#### [DO THIS]
Type out the material below exactly.

#### [Data excerpts]
— begin —
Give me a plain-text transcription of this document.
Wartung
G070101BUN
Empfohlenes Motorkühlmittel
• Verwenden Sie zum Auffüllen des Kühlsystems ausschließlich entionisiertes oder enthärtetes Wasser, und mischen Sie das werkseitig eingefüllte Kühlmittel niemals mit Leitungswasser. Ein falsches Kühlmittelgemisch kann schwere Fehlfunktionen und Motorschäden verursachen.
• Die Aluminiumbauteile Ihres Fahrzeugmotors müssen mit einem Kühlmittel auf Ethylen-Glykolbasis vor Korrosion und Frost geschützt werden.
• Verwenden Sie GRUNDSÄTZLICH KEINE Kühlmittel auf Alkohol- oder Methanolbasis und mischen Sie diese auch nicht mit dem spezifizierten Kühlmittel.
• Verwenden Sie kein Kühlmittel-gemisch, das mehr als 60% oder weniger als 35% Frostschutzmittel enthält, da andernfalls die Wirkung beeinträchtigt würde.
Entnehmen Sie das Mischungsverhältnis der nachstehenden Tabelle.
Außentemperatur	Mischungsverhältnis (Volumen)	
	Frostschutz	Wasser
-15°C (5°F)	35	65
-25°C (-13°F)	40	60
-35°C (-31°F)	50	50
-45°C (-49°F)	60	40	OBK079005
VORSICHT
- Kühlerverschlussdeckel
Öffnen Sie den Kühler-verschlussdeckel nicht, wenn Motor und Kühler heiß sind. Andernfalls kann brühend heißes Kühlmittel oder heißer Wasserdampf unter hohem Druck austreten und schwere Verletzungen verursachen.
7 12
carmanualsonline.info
— end —
#### [SOLUTION TO THIS TASK]
Give me a plain-text transcription of this document.
Wartung
G070101BUN
Empfohlenes Motorkühlmittel
• Verwenden Sie zum Auffüllen des Kühlsystems ausschließlich entionisiertes oder enthärtetes Wasser, und mischen Sie das werkseitig eingefüllte Kühlmittel niemals mit Leitungswasser. Ein falsches Kühlmittelgemisch kann schwere Fehlfunktionen und Motorschäden verursachen.
• Die Aluminiumbauteile Ihres Fahrzeugmotors müssen mit einem Kühlmittel auf Ethylen-Glykolbasis vor Korrosion und Frost geschützt werden.
• Verwenden Sie GRUNDSÄTZLICH KEINE Kühlmittel auf Alkohol- oder Methanolbasis und mischen Sie diese auch nicht mit dem spezifizierten Kühlmittel.
• Verwenden Sie kein Kühlmittel-gemisch, das mehr als 60% oder weniger als 35% Frostschutzmittel enthält, da andernfalls die Wirkung beeinträchtigt würde.
Entnehmen Sie das Mischungsverhältnis der nachstehenden Tabelle.
Außentemperatur	Mischungsverhältnis (Volumen)	
	Frostschutz	Wasser
-15°C (5°F)	35	65
-25°C (-13°F)	40	60
-35°C (-31°F)	50	50
-45°C (-49°F)	60	40	OBK079005
VORSICHT
- Kühlerverschlussdeckel
Öffnen Sie den Kühler-verschlussdeckel nicht, wenn Motor und Kühler heiß sind. Andernfalls kann brühend heißes Kühlmittel oder heißer Wasserdampf unter hohem Druck austreten und schwere Verletzungen verursachen.
7 12
carmanualsonline.info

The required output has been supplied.